[start]
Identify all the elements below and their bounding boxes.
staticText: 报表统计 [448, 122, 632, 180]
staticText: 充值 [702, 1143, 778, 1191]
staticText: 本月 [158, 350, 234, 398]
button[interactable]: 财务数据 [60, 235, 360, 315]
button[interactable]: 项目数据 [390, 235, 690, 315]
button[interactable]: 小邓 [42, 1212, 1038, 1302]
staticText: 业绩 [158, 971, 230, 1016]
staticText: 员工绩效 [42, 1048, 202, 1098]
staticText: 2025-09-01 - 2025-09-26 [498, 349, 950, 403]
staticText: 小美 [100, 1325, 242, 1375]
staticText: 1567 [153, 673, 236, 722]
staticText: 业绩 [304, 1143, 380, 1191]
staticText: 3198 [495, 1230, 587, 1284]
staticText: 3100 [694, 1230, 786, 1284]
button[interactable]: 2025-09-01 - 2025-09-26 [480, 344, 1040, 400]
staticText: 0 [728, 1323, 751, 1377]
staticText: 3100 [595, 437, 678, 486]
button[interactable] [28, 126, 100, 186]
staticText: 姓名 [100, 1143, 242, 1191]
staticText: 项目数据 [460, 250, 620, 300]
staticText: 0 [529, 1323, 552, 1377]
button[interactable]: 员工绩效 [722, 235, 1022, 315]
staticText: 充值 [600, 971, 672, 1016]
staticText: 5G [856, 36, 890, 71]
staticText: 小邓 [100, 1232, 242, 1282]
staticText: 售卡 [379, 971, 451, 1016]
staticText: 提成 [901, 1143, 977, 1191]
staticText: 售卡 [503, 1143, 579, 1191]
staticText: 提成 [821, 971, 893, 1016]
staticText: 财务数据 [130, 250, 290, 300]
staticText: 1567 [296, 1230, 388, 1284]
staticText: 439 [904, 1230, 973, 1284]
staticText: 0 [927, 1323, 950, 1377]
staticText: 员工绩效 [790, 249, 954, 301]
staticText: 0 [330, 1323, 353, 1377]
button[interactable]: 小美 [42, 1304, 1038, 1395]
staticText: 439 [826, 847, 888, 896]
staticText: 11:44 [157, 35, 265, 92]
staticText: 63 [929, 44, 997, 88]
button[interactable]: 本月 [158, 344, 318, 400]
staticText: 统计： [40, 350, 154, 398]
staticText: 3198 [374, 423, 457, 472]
[end]
PROBLEM TO WORK ON: Please rewrite the lines above, from the first one through the line containing "staticText: 0 [529, 1323, 552, 1377]", as a JSON list of strings with one string per line and blank lines left out.

TASK OUTPUT:
[
  "Identify all the elements below and their bounding boxes.",
  "staticText: 报表统计 [448, 122, 632, 180]",
  "staticText: 充值 [702, 1143, 778, 1191]",
  "staticText: 本月 [158, 350, 234, 398]",
  "button[interactable]: 财务数据 [60, 235, 360, 315]",
  "button[interactable]: 项目数据 [390, 235, 690, 315]",
  "button[interactable]: 小邓 [42, 1212, 1038, 1302]",
  "staticText: 业绩 [158, 971, 230, 1016]",
  "staticText: 员工绩效 [42, 1048, 202, 1098]",
  "staticText: 2025-09-01 - 2025-09-26 [498, 349, 950, 403]",
  "staticText: 小美 [100, 1325, 242, 1375]",
  "staticText: 1567 [153, 673, 236, 722]",
  "staticText: 业绩 [304, 1143, 380, 1191]",
  "staticText: 3198 [495, 1230, 587, 1284]",
  "staticText: 3100 [694, 1230, 786, 1284]",
  "button[interactable]: 2025-09-01 - 2025-09-26 [480, 344, 1040, 400]",
  "staticText: 0 [728, 1323, 751, 1377]",
  "staticText: 3100 [595, 437, 678, 486]",
  "button[interactable] [28, 126, 100, 186]",
  "staticText: 姓名 [100, 1143, 242, 1191]",
  "staticText: 项目数据 [460, 250, 620, 300]",
  "staticText: 0 [529, 1323, 552, 1377]"
]